- _DATA FOR THIS TASK_

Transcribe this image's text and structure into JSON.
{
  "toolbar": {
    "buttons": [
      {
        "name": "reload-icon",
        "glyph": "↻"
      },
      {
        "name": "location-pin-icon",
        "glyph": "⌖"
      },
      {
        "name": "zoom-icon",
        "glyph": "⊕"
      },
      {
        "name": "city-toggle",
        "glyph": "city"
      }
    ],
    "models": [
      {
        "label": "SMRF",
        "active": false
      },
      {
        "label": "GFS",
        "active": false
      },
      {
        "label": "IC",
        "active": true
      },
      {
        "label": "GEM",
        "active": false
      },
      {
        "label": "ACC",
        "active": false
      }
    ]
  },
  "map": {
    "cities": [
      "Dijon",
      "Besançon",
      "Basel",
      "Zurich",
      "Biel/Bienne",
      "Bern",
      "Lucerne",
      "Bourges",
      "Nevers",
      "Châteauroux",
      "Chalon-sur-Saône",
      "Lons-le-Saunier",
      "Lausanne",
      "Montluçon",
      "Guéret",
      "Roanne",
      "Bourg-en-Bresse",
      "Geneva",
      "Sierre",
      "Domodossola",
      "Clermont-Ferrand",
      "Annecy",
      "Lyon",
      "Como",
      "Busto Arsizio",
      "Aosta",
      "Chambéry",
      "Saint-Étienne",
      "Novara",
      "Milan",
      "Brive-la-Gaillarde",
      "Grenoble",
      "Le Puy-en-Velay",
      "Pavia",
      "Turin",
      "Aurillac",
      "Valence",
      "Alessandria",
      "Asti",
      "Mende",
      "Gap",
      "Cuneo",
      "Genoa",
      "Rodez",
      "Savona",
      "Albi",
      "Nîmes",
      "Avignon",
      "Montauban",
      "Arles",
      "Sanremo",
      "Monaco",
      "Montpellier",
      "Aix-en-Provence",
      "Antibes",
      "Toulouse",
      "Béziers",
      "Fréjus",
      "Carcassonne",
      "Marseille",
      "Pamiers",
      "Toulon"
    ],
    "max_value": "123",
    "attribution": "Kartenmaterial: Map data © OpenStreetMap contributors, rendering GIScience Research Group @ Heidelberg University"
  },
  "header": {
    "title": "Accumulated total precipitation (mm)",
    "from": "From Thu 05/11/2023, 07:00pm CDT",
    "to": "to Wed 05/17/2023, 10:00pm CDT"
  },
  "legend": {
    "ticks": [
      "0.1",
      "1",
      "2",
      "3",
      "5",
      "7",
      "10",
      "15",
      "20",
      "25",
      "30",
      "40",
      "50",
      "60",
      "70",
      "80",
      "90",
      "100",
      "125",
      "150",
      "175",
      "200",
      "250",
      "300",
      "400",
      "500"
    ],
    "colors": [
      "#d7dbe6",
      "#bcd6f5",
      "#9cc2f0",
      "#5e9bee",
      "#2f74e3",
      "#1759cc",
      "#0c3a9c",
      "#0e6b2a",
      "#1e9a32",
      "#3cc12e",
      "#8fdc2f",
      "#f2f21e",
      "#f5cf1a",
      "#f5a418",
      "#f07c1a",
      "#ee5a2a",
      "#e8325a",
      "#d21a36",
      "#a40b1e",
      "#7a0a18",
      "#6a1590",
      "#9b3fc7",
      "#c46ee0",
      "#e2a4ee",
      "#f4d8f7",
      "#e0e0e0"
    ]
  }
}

- _JOB_
Repeat the data in its entirety, character for character.

- _TASK SOLUTION_
Transcribe this image's text and structure into JSON.
{
  "toolbar": {
    "buttons": [
      {
        "name": "reload-icon",
        "glyph": "↻"
      },
      {
        "name": "location-pin-icon",
        "glyph": "⌖"
      },
      {
        "name": "zoom-icon",
        "glyph": "⊕"
      },
      {
        "name": "city-toggle",
        "glyph": "city"
      }
    ],
    "models": [
      {
        "label": "SMRF",
        "active": false
      },
      {
        "label": "GFS",
        "active": false
      },
      {
        "label": "IC",
        "active": true
      },
      {
        "label": "GEM",
        "active": false
      },
      {
        "label": "ACC",
        "active": false
      }
    ]
  },
  "map": {
    "cities": [
      "Dijon",
      "Besançon",
      "Basel",
      "Zurich",
      "Biel/Bienne",
      "Bern",
      "Lucerne",
      "Bourges",
      "Nevers",
      "Châteauroux",
      "Chalon-sur-Saône",
      "Lons-le-Saunier",
      "Lausanne",
      "Montluçon",
      "Guéret",
      "Roanne",
      "Bourg-en-Bresse",
      "Geneva",
      "Sierre",
      "Domodossola",
      "Clermont-Ferrand",
      "Annecy",
      "Lyon",
      "Como",
      "Busto Arsizio",
      "Aosta",
      "Chambéry",
      "Saint-Étienne",
      "Novara",
      "Milan",
      "Brive-la-Gaillarde",
      "Grenoble",
      "Le Puy-en-Velay",
      "Pavia",
      "Turin",
      "Aurillac",
      "Valence",
      "Alessandria",
      "Asti",
      "Mende",
      "Gap",
      "Cuneo",
      "Genoa",
      "Rodez",
      "Savona",
      "Albi",
      "Nîmes",
      "Avignon",
      "Montauban",
      "Arles",
      "Sanremo",
      "Monaco",
      "Montpellier",
      "Aix-en-Provence",
      "Antibes",
      "Toulouse",
      "Béziers",
      "Fréjus",
      "Carcassonne",
      "Marseille",
      "Pamiers",
      "Toulon"
    ],
    "max_value": "123",
    "attribution": "Kartenmaterial: Map data © OpenStreetMap contributors, rendering GIScience Research Group @ Heidelberg University"
  },
  "header": {
    "title": "Accumulated total precipitation (mm)",
    "from": "From Thu 05/11/2023, 07:00pm CDT",
    "to": "to Wed 05/17/2023, 10:00pm CDT"
  },
  "legend": {
    "ticks": [
      "0.1",
      "1",
      "2",
      "3",
      "5",
      "7",
      "10",
      "15",
      "20",
      "25",
      "30",
      "40",
      "50",
      "60",
      "70",
      "80",
      "90",
      "100",
      "125",
      "150",
      "175",
      "200",
      "250",
      "300",
      "400",
      "500"
    ],
    "colors": [
      "#d7dbe6",
      "#bcd6f5",
      "#9cc2f0",
      "#5e9bee",
      "#2f74e3",
      "#1759cc",
      "#0c3a9c",
      "#0e6b2a",
      "#1e9a32",
      "#3cc12e",
      "#8fdc2f",
      "#f2f21e",
      "#f5cf1a",
      "#f5a418",
      "#f07c1a",
      "#ee5a2a",
      "#e8325a",
      "#d21a36",
      "#a40b1e",
      "#7a0a18",
      "#6a1590",
      "#9b3fc7",
      "#c46ee0",
      "#e2a4ee",
      "#f4d8f7",
      "#e0e0e0"
    ]
  }
}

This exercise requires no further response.